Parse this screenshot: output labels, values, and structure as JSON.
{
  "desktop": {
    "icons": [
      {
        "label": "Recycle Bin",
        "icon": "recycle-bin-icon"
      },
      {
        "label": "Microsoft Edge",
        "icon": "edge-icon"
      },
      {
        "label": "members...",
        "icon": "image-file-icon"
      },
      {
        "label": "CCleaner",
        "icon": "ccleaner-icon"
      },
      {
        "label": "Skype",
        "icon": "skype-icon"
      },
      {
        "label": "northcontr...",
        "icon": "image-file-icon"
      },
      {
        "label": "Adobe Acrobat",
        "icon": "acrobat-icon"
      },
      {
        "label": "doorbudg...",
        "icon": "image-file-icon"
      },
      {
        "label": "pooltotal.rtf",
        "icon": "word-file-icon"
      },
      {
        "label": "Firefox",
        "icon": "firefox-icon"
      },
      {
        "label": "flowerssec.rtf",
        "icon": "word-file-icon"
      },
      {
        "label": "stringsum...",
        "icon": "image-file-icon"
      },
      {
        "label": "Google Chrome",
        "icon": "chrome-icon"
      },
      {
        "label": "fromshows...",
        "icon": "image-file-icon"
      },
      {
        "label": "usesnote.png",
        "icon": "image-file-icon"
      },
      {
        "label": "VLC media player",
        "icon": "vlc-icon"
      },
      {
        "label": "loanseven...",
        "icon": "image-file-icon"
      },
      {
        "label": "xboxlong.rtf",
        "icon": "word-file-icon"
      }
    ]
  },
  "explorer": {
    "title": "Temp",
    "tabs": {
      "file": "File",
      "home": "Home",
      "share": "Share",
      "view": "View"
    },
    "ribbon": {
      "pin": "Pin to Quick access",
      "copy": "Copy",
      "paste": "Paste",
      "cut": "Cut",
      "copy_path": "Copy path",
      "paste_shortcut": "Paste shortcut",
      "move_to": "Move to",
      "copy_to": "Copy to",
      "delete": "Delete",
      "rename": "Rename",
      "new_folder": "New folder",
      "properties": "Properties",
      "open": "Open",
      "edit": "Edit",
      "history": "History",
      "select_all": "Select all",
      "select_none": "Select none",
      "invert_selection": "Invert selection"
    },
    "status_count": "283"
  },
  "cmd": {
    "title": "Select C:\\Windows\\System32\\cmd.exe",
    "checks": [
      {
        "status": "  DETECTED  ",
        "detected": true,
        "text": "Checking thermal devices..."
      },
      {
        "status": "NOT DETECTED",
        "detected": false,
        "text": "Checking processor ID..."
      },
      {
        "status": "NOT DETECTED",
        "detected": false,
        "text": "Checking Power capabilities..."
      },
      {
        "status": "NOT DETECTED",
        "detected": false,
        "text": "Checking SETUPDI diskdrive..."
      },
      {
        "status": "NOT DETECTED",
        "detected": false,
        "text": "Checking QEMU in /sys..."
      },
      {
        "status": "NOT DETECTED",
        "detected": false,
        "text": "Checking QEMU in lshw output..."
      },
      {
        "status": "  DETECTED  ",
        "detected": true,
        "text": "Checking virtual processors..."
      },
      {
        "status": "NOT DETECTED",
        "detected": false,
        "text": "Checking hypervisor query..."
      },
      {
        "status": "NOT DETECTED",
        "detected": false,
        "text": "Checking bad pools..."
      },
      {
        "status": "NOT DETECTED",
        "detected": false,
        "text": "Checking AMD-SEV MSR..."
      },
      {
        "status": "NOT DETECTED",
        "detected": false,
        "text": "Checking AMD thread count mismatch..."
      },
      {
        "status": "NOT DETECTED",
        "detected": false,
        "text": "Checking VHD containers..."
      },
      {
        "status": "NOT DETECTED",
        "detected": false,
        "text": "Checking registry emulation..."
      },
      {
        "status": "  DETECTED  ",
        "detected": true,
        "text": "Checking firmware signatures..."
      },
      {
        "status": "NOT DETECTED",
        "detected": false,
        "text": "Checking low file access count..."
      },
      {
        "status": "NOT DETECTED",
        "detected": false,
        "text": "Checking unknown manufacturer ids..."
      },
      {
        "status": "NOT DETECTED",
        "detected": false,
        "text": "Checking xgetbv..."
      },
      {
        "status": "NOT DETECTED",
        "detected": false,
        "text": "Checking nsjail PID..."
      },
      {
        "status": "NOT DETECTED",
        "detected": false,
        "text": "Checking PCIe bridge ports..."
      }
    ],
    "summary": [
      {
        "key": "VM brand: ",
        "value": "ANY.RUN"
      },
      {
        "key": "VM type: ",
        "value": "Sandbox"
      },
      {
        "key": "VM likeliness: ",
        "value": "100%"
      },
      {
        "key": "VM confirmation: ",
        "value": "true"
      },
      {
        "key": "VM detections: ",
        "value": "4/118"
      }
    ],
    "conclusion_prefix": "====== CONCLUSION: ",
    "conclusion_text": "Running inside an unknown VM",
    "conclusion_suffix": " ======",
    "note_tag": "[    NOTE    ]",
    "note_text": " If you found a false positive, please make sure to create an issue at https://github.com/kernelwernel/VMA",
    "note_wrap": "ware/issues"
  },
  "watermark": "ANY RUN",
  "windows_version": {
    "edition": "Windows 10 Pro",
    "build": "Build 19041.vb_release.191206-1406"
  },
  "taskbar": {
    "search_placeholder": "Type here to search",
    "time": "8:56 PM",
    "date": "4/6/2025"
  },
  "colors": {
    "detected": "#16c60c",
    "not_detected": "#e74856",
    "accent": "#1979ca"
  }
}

= = = = =

# Job
The word "Copy" appears in how many lines of the records? Give the number only.

# Solution for this exercise
3